## THE TASK:
Report every line of the listing below that contains the string "Package", matching case exactly.

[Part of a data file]
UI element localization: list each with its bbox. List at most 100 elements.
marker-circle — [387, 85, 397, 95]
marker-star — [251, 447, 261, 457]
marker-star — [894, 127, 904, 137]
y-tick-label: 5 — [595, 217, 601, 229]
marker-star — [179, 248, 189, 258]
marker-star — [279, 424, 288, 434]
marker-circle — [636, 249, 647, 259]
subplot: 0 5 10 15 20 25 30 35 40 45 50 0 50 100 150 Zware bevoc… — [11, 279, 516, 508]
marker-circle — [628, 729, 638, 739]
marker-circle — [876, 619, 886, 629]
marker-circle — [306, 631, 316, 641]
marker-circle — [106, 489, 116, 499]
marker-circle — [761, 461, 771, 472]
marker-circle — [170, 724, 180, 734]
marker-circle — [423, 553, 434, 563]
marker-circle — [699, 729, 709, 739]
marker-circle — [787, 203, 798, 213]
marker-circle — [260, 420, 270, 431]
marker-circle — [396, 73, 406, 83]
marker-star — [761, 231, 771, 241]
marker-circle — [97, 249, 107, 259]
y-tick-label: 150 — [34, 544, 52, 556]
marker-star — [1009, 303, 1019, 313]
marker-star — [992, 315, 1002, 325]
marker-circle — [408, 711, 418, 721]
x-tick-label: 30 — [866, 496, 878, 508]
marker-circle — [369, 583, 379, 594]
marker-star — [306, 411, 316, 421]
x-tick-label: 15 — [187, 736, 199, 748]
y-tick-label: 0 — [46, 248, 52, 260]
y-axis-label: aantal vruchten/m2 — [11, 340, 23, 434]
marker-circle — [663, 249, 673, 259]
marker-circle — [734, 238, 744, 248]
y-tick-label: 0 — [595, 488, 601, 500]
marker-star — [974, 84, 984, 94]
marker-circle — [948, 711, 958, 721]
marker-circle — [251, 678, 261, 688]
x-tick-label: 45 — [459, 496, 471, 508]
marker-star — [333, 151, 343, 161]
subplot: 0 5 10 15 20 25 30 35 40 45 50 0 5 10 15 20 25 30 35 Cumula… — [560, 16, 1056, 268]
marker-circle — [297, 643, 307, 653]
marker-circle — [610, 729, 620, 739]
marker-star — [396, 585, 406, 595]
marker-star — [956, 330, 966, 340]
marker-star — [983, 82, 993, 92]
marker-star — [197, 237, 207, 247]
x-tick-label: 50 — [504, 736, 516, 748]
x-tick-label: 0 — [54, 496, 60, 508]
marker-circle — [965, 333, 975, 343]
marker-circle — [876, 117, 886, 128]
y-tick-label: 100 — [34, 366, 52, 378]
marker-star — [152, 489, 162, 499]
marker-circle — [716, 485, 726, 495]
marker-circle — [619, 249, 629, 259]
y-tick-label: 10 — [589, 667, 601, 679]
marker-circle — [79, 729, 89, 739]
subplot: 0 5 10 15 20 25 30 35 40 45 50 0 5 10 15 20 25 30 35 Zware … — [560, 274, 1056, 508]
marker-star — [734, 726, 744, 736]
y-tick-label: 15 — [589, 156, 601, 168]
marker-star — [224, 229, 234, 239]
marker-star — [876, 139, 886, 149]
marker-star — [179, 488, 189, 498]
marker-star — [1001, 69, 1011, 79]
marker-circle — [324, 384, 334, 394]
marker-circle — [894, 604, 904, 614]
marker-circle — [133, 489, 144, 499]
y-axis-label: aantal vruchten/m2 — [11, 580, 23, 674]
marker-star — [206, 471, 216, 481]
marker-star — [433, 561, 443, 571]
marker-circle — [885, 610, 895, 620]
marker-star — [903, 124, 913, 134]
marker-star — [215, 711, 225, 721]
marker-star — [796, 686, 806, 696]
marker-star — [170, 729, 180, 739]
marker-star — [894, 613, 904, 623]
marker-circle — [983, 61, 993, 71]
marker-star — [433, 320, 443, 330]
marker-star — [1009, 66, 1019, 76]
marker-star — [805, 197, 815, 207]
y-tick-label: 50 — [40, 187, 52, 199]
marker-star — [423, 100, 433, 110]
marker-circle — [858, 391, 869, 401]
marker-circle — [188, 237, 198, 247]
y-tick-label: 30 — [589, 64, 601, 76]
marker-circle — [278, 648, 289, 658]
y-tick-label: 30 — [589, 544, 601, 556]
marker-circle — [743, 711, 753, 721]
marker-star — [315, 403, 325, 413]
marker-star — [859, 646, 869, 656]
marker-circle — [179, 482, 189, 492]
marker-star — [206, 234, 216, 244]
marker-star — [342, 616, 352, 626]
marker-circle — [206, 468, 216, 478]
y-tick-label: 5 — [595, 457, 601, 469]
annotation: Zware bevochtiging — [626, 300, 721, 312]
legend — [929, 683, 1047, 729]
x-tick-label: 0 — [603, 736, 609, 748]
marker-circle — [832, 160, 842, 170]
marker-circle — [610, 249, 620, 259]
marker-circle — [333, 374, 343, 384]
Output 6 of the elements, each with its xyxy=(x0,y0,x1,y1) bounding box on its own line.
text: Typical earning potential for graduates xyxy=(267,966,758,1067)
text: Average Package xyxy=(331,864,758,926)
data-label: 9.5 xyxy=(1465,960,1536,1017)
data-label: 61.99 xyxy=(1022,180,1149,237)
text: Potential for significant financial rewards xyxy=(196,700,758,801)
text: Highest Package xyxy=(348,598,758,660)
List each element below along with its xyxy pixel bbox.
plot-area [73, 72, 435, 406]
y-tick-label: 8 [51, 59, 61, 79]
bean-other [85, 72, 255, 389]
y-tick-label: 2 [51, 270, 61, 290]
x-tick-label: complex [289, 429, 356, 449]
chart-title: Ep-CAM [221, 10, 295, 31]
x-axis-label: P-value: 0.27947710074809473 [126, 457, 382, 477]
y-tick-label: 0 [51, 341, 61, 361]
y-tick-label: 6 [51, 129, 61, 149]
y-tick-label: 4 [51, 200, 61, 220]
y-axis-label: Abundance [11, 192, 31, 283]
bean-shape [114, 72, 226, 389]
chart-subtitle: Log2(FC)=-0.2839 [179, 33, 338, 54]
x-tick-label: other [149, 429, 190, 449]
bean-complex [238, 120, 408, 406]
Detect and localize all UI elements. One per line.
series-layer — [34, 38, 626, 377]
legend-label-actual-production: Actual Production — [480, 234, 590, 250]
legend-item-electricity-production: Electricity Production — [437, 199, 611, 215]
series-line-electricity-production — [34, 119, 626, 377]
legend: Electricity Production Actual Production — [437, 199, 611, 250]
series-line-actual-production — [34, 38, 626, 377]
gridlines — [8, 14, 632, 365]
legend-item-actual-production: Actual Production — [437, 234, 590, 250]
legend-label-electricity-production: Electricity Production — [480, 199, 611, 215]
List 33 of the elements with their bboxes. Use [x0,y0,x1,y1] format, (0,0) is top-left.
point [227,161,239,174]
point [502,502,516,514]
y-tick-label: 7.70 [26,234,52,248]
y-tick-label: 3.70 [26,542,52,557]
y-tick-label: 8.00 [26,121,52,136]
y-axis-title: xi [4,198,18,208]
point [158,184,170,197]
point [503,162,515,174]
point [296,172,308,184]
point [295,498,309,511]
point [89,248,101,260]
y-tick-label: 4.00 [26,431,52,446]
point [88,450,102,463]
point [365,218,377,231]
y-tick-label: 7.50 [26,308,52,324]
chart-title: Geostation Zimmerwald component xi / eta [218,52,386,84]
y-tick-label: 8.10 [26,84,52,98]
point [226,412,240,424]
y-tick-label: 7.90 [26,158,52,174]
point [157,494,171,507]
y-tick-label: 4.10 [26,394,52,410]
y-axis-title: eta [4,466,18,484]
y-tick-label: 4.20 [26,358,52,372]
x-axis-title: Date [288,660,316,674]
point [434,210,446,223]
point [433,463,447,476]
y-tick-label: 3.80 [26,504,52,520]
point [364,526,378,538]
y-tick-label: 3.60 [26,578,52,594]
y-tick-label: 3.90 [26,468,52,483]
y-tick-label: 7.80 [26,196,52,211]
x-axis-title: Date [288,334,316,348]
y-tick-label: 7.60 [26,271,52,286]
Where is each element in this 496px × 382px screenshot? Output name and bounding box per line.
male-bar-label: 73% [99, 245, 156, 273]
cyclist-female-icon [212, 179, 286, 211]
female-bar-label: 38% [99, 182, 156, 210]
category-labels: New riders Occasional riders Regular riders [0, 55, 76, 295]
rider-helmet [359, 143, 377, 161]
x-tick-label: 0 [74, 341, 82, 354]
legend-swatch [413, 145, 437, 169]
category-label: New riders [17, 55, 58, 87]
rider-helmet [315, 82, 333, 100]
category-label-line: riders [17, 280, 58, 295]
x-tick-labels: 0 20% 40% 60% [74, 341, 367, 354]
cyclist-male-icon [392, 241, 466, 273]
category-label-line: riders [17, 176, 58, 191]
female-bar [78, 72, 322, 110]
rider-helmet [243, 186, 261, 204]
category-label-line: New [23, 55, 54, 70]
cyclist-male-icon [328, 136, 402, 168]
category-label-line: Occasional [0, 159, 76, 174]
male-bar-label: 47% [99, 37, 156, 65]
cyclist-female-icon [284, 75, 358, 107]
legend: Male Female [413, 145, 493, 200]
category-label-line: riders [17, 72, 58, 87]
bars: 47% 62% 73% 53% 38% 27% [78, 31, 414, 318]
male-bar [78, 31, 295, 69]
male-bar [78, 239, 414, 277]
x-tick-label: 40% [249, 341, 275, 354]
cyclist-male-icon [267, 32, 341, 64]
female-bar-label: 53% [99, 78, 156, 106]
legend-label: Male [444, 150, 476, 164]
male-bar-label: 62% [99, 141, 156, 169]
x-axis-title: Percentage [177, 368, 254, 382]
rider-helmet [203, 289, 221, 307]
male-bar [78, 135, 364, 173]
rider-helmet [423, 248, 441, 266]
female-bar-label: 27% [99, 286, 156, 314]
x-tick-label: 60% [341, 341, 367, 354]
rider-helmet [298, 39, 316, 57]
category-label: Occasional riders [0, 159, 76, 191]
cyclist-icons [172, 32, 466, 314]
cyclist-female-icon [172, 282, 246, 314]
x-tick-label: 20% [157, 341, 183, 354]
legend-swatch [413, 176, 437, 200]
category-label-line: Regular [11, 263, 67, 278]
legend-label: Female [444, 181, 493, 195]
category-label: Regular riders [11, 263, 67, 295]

## WRITTEN ANSWER:
text: Average Package xyxy=(331,864,758,926)
text: Highest Package xyxy=(348,598,758,660)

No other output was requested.